══ Input rows
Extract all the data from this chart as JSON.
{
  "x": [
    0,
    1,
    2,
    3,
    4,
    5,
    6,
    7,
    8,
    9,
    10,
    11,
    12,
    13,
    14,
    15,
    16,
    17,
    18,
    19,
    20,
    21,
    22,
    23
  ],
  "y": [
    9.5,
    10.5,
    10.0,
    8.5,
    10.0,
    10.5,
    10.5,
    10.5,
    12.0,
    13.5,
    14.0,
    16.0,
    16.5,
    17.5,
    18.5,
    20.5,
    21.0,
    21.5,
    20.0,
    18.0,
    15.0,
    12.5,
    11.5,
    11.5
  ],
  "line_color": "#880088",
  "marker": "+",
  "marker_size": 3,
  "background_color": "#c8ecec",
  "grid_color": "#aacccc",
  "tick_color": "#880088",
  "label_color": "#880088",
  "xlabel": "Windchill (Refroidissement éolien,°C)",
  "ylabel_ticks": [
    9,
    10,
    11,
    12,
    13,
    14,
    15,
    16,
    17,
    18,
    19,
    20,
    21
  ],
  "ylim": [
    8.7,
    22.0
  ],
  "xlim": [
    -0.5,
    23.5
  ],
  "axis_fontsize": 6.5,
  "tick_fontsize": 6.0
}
════
Task details:
From the listing above, extract every line exactly as it stands.

Answer to this problem:
Extract all the data from this chart as JSON.
{
  "x": [
    0,
    1,
    2,
    3,
    4,
    5,
    6,
    7,
    8,
    9,
    10,
    11,
    12,
    13,
    14,
    15,
    16,
    17,
    18,
    19,
    20,
    21,
    22,
    23
  ],
  "y": [
    9.5,
    10.5,
    10.0,
    8.5,
    10.0,
    10.5,
    10.5,
    10.5,
    12.0,
    13.5,
    14.0,
    16.0,
    16.5,
    17.5,
    18.5,
    20.5,
    21.0,
    21.5,
    20.0,
    18.0,
    15.0,
    12.5,
    11.5,
    11.5
  ],
  "line_color": "#880088",
  "marker": "+",
  "marker_size": 3,
  "background_color": "#c8ecec",
  "grid_color": "#aacccc",
  "tick_color": "#880088",
  "label_color": "#880088",
  "xlabel": "Windchill (Refroidissement éolien,°C)",
  "ylabel_ticks": [
    9,
    10,
    11,
    12,
    13,
    14,
    15,
    16,
    17,
    18,
    19,
    20,
    21
  ],
  "ylim": [
    8.7,
    22.0
  ],
  "xlim": [
    -0.5,
    23.5
  ],
  "axis_fontsize": 6.5,
  "tick_fontsize": 6.0
}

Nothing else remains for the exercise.